• **TASK STATEMENT**: Find and copy lines holding "shared".

• **Some records**:
....................

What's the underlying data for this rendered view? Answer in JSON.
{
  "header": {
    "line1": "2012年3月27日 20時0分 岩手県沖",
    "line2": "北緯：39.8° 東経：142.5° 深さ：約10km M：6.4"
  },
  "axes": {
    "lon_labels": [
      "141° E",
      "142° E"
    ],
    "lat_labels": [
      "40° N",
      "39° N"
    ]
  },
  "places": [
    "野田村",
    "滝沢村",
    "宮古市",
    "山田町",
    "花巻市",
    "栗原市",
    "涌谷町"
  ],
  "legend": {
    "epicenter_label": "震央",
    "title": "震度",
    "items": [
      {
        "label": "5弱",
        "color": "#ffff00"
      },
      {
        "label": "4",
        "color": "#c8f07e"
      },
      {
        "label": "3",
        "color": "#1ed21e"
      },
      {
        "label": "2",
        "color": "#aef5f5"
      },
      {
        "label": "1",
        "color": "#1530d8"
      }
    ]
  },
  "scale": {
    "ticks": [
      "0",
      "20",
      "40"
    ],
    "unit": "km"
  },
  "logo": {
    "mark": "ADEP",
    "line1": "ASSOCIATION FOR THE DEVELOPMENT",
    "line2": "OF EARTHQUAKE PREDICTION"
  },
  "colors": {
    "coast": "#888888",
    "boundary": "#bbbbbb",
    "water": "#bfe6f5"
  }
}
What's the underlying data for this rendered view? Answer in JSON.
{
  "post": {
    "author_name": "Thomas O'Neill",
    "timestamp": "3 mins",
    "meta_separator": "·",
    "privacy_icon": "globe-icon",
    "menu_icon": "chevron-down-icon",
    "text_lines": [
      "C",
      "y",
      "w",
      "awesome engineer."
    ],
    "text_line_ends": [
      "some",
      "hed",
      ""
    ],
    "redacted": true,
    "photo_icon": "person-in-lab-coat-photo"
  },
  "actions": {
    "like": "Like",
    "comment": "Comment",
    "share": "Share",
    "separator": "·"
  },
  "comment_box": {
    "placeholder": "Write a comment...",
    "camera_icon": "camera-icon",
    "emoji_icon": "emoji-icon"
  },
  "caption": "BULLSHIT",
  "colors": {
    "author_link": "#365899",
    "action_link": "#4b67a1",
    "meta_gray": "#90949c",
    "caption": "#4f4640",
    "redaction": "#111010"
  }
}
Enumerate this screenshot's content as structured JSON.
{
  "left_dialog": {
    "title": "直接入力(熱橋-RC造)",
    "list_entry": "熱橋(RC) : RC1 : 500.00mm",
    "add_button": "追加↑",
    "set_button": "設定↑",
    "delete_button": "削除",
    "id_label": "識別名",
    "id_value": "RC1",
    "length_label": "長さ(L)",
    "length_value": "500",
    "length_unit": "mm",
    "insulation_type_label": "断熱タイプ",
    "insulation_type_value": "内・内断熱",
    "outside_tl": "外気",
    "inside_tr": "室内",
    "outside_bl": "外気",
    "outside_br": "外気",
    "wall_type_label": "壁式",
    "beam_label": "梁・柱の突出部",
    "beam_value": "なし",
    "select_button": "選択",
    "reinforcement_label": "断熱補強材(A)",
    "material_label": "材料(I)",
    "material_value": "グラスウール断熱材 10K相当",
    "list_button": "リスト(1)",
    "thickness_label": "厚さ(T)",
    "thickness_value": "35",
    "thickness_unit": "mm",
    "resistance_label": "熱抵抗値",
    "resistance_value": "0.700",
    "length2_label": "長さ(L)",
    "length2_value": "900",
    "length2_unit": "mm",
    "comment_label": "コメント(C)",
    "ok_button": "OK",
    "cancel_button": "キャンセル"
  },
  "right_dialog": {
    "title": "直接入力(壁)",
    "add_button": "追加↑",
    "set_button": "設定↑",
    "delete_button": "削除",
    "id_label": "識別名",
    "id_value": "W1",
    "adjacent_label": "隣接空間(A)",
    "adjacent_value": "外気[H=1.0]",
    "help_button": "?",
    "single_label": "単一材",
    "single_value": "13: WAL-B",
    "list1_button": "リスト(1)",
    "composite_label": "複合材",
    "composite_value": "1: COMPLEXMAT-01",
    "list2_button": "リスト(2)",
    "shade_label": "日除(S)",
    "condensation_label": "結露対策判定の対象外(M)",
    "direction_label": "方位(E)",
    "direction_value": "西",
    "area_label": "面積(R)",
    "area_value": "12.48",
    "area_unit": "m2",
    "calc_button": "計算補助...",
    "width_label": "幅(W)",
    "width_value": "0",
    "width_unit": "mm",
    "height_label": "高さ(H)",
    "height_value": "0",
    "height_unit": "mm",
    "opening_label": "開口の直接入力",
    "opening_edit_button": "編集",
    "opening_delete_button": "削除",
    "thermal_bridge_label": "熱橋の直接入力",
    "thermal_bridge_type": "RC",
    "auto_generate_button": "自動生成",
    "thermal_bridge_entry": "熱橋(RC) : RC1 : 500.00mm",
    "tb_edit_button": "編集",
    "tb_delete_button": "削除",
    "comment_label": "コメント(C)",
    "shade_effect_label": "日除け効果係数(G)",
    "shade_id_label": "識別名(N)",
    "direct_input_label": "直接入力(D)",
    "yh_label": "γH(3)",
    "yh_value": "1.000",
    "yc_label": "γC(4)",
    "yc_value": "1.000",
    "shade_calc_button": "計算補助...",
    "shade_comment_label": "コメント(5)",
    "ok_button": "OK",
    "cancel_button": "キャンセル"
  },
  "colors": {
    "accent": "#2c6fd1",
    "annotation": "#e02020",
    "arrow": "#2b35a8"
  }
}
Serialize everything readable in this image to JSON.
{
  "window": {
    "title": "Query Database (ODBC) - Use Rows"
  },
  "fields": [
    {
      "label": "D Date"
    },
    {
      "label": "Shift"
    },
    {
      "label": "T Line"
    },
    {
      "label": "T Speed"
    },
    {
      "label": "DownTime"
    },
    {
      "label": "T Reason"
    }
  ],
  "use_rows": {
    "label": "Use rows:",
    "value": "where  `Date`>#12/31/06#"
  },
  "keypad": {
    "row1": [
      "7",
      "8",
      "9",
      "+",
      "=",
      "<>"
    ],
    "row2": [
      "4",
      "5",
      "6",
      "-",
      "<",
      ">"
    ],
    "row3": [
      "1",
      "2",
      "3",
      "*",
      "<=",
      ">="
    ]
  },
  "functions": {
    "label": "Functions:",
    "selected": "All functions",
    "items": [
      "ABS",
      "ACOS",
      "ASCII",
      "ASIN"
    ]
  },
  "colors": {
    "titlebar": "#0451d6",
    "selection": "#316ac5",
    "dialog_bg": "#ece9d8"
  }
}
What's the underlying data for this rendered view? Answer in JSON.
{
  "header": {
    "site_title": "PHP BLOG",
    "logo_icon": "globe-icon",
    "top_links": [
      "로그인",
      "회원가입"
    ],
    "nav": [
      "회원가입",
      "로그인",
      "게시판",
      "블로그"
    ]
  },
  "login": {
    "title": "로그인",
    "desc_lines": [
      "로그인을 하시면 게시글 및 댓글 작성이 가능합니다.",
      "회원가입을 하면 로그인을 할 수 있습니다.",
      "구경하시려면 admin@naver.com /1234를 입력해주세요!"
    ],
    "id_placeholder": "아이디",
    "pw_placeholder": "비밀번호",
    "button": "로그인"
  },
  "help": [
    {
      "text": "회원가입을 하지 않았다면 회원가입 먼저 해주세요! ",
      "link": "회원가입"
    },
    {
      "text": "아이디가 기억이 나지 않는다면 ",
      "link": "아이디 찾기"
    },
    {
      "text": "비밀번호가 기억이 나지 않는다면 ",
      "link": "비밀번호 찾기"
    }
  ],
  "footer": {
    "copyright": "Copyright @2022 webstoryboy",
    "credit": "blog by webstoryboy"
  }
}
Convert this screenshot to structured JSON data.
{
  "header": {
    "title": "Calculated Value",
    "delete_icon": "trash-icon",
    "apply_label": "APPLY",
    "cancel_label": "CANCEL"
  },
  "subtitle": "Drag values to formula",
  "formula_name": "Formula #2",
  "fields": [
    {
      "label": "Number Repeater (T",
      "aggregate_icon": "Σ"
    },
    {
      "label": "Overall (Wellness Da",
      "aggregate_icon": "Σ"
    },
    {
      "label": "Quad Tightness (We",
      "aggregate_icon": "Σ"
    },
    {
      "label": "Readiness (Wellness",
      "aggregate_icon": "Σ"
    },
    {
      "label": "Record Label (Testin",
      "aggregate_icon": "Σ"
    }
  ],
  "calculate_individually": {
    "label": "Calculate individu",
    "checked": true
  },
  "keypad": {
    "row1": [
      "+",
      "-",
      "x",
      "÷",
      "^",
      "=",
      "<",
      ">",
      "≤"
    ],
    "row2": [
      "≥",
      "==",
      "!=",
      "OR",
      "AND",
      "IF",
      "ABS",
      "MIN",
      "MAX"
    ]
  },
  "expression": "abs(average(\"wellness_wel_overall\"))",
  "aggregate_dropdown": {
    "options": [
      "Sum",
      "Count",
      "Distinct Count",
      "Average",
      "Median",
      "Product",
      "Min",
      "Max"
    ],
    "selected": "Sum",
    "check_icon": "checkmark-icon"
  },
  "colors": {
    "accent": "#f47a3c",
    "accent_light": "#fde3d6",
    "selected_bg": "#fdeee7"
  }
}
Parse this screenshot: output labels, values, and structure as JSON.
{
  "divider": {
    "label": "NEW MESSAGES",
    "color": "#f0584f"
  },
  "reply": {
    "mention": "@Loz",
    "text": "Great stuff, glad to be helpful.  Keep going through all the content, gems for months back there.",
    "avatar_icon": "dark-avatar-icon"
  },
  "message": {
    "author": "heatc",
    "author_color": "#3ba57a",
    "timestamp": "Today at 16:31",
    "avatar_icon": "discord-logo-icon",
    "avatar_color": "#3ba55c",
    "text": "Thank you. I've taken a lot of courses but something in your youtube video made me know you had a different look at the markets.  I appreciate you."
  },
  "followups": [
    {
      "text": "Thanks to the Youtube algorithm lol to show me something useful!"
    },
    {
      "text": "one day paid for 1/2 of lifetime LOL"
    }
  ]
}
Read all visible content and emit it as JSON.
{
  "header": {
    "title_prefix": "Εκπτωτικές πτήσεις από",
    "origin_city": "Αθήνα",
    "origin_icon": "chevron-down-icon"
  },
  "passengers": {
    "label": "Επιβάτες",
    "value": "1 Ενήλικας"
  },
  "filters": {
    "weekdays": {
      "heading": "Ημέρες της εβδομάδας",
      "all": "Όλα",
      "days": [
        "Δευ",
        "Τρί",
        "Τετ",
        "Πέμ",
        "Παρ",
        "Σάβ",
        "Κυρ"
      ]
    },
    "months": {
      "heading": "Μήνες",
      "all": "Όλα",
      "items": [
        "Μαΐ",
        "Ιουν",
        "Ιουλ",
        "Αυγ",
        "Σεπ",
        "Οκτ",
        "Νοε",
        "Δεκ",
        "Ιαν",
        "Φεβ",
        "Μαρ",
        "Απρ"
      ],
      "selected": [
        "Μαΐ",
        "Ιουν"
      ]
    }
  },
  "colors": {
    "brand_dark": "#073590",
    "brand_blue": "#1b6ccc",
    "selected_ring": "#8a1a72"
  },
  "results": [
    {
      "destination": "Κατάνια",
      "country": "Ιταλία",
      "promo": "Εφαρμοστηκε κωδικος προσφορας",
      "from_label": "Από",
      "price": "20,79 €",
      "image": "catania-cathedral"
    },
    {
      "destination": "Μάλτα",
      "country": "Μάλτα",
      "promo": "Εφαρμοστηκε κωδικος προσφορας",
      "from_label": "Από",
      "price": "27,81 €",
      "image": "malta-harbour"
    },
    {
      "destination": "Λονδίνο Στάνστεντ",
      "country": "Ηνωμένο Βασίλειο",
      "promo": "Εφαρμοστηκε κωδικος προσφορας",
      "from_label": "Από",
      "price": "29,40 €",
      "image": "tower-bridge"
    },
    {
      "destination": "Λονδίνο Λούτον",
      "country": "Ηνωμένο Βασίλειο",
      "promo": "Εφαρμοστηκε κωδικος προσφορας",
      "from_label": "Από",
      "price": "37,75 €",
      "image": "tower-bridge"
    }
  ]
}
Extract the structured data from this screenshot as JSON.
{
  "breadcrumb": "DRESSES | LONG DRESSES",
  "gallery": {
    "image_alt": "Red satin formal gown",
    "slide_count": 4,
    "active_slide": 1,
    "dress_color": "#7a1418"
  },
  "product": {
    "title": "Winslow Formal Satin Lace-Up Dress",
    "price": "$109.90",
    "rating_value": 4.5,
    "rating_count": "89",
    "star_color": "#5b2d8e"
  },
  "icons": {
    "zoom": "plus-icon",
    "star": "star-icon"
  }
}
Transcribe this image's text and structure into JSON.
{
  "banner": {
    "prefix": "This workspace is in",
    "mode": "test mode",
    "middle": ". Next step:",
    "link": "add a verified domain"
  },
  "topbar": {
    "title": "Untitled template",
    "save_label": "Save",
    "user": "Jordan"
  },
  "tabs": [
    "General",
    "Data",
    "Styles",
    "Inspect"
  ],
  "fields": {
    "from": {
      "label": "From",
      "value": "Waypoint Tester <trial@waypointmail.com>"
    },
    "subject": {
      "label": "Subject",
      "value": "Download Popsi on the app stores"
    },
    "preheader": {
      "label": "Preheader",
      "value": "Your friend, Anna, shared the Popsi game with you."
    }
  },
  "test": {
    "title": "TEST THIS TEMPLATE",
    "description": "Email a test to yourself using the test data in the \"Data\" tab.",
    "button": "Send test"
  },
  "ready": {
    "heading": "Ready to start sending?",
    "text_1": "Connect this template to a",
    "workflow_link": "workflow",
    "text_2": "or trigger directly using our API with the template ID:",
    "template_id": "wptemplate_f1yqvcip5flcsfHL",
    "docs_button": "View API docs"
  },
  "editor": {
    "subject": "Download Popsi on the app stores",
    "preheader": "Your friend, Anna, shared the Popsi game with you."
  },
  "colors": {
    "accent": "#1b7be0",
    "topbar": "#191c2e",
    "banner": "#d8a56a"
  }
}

....................

• **SOLUTION**:
      "value": "Your friend, Anna, shared the Popsi game with you."
    "preheader": "Your friend, Anna, shared the Popsi game with you."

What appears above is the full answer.